REQUIRED TASK>
Lines containing "границ" are to be counted. Give the number and nothing more.
-- BEGIN DATASET ENTRIES --
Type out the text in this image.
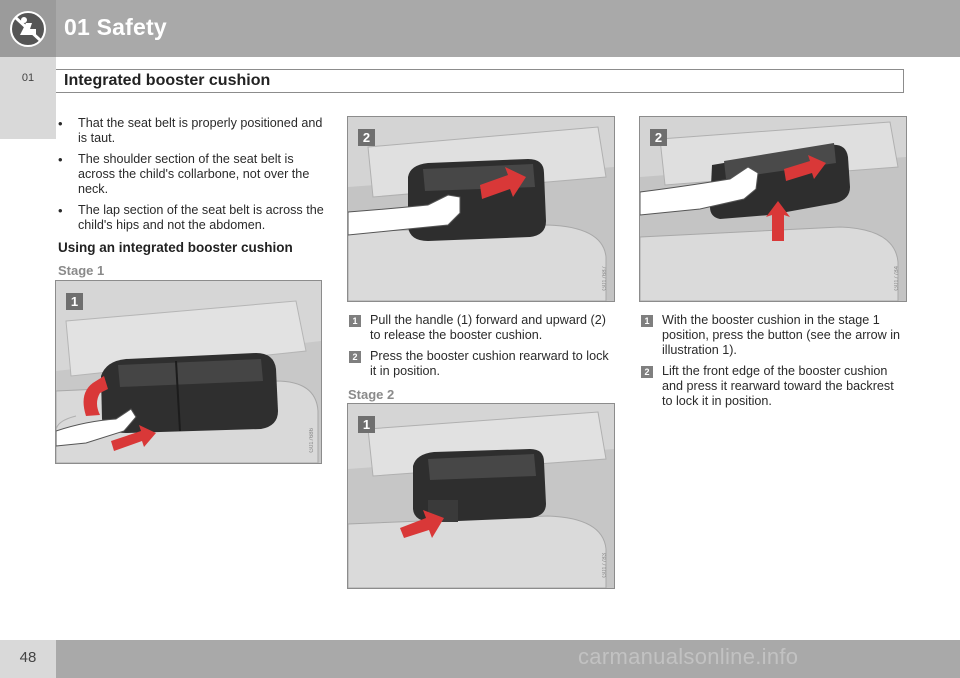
01 Safety
01	Integrated booster cushion
• That the seat belt is properly positioned and is taut.
• The shoulder section of the seat belt is across the child's collarbone, not over the neck.
• The lap section of the seat belt is across the child's hips and not the abdomen.
Using an integrated booster cushion
Stage 1
1
G017686
2
G017687
1 Pull the handle (1) forward and upward (2) to release the booster cushion.
2 Press the booster cushion rearward to lock it in position.
Stage 2
1
G017783
2
G017784
1 With the booster cushion in the stage 1 position, press the button (see the arrow in illustration 1).
2 Lift the front edge of the booster cushion and press it rearward toward the backrest to lock it in position.
48	carmanualsonline.info
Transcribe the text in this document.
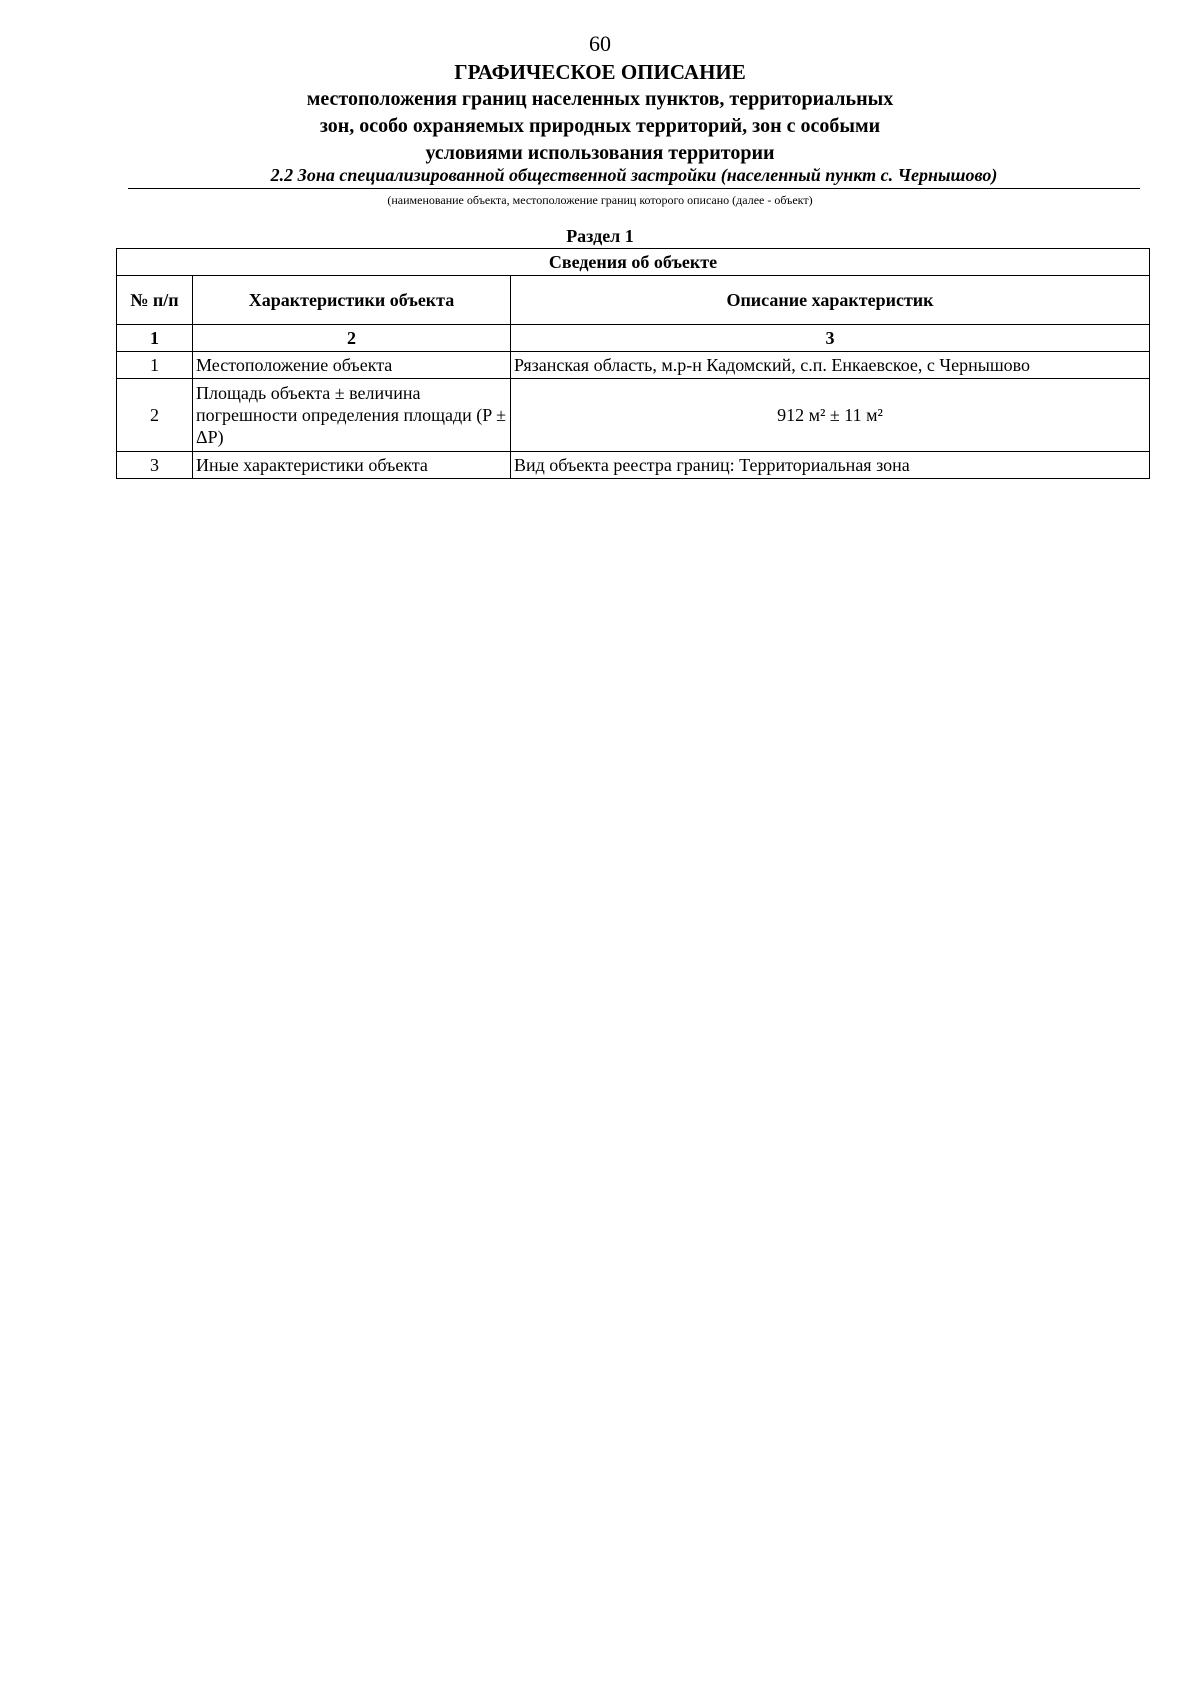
60
ГРАФИЧЕСКОЕ ОПИСАНИЕ
местоположения границ населенных пунктов, территориальных
зон, особо охраняемых природных территорий, зон с особыми
условиями использования территории
2.2 Зона специализированной общественной застройки (населенный пункт с. Чернышово)
(наименование объекта, местоположение границ которого описано (далее - объект)
Раздел 1
Сведения об объекте		
№ п/п	Характеристики объекта	Описание характеристик
1	2	3
1	Местоположение объекта	Рязанская область, м.р-н Кадомский, с.п. Енкаевское, с Чернышово
2	Площадь объекта ± величина погрешности определения площади (P ± ΔP)	912 м² ± 11 м²
3	Иные характеристики объекта	Вид объекта реестра границ: Территориальная зона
-- END DATASET ENTRIES --
COMPLETE RESPONSE>
3